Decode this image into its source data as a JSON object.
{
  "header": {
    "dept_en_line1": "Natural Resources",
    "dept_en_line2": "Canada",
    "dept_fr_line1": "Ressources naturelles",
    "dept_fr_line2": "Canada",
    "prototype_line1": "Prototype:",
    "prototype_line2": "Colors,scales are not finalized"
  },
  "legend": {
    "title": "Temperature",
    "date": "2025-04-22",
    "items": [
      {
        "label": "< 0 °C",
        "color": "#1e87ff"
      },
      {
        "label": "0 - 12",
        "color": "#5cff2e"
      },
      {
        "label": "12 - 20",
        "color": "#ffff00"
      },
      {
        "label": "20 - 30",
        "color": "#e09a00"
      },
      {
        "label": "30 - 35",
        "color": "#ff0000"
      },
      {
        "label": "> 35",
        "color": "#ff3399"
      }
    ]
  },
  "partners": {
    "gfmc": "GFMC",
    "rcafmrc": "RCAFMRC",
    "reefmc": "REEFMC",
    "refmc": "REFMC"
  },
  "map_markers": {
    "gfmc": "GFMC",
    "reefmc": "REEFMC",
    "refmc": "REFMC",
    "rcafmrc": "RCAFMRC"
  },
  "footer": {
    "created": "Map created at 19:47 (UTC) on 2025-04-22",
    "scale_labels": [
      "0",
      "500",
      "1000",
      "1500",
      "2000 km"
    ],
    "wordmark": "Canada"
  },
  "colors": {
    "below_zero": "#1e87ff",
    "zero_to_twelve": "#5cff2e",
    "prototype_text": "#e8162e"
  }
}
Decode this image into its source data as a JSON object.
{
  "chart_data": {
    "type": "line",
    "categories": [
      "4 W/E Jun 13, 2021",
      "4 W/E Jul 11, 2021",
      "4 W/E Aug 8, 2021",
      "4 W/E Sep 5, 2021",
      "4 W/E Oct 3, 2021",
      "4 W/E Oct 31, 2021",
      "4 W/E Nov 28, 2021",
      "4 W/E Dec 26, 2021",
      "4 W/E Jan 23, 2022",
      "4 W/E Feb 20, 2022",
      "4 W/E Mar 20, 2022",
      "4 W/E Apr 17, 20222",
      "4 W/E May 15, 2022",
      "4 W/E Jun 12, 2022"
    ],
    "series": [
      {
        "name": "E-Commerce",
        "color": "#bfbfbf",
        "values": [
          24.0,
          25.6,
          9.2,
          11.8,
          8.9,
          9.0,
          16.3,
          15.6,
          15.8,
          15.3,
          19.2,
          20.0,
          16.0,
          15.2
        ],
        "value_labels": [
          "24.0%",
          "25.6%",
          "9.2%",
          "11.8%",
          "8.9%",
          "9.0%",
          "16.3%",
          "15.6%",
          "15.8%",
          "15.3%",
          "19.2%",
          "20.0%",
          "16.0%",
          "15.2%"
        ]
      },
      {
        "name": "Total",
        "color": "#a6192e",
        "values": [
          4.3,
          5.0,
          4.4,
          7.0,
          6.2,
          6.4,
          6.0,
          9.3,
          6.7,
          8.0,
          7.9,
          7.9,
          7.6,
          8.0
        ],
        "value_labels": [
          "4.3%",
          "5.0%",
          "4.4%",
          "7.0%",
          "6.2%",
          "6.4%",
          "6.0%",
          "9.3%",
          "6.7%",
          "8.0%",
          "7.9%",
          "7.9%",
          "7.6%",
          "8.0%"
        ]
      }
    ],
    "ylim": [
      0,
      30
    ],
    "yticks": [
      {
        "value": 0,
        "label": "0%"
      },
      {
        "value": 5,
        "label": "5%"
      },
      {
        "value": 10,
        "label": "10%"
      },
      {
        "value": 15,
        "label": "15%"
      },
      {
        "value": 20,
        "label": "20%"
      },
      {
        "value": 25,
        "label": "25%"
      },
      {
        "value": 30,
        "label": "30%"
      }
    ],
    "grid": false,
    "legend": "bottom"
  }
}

········

> EXERCISE
Copy out every entry again, exactly as it was given.

> TASK SOLUTION
Decode this image into its source data as a JSON object.
{
  "header": {
    "dept_en_line1": "Natural Resources",
    "dept_en_line2": "Canada",
    "dept_fr_line1": "Ressources naturelles",
    "dept_fr_line2": "Canada",
    "prototype_line1": "Prototype:",
    "prototype_line2": "Colors,scales are not finalized"
  },
  "legend": {
    "title": "Temperature",
    "date": "2025-04-22",
    "items": [
      {
        "label": "< 0 °C",
        "color": "#1e87ff"
      },
      {
        "label": "0 - 12",
        "color": "#5cff2e"
      },
      {
        "label": "12 - 20",
        "color": "#ffff00"
      },
      {
        "label": "20 - 30",
        "color": "#e09a00"
      },
      {
        "label": "30 - 35",
        "color": "#ff0000"
      },
      {
        "label": "> 35",
        "color": "#ff3399"
      }
    ]
  },
  "partners": {
    "gfmc": "GFMC",
    "rcafmrc": "RCAFMRC",
    "reefmc": "REEFMC",
    "refmc": "REFMC"
  },
  "map_markers": {
    "gfmc": "GFMC",
    "reefmc": "REEFMC",
    "refmc": "REFMC",
    "rcafmrc": "RCAFMRC"
  },
  "footer": {
    "created": "Map created at 19:47 (UTC) on 2025-04-22",
    "scale_labels": [
      "0",
      "500",
      "1000",
      "1500",
      "2000 km"
    ],
    "wordmark": "Canada"
  },
  "colors": {
    "below_zero": "#1e87ff",
    "zero_to_twelve": "#5cff2e",
    "prototype_text": "#e8162e"
  }
}
Decode this image into its source data as a JSON object.
{
  "chart_data": {
    "type": "line",
    "categories": [
      "4 W/E Jun 13, 2021",
      "4 W/E Jul 11, 2021",
      "4 W/E Aug 8, 2021",
      "4 W/E Sep 5, 2021",
      "4 W/E Oct 3, 2021",
      "4 W/E Oct 31, 2021",
      "4 W/E Nov 28, 2021",
      "4 W/E Dec 26, 2021",
      "4 W/E Jan 23, 2022",
      "4 W/E Feb 20, 2022",
      "4 W/E Mar 20, 2022",
      "4 W/E Apr 17, 20222",
      "4 W/E May 15, 2022",
      "4 W/E Jun 12, 2022"
    ],
    "series": [
      {
        "name": "E-Commerce",
        "color": "#bfbfbf",
        "values": [
          24.0,
          25.6,
          9.2,
          11.8,
          8.9,
          9.0,
          16.3,
          15.6,
          15.8,
          15.3,
          19.2,
          20.0,
          16.0,
          15.2
        ],
        "value_labels": [
          "24.0%",
          "25.6%",
          "9.2%",
          "11.8%",
          "8.9%",
          "9.0%",
          "16.3%",
          "15.6%",
          "15.8%",
          "15.3%",
          "19.2%",
          "20.0%",
          "16.0%",
          "15.2%"
        ]
      },
      {
        "name": "Total",
        "color": "#a6192e",
        "values": [
          4.3,
          5.0,
          4.4,
          7.0,
          6.2,
          6.4,
          6.0,
          9.3,
          6.7,
          8.0,
          7.9,
          7.9,
          7.6,
          8.0
        ],
        "value_labels": [
          "4.3%",
          "5.0%",
          "4.4%",
          "7.0%",
          "6.2%",
          "6.4%",
          "6.0%",
          "9.3%",
          "6.7%",
          "8.0%",
          "7.9%",
          "7.9%",
          "7.6%",
          "8.0%"
        ]
      }
    ],
    "ylim": [
      0,
      30
    ],
    "yticks": [
      {
        "value": 0,
        "label": "0%"
      },
      {
        "value": 5,
        "label": "5%"
      },
      {
        "value": 10,
        "label": "10%"
      },
      {
        "value": 15,
        "label": "15%"
      },
      {
        "value": 20,
        "label": "20%"
      },
      {
        "value": 25,
        "label": "25%"
      },
      {
        "value": 30,
        "label": "30%"
      }
    ],
    "grid": false,
    "legend": "bottom"
  }
}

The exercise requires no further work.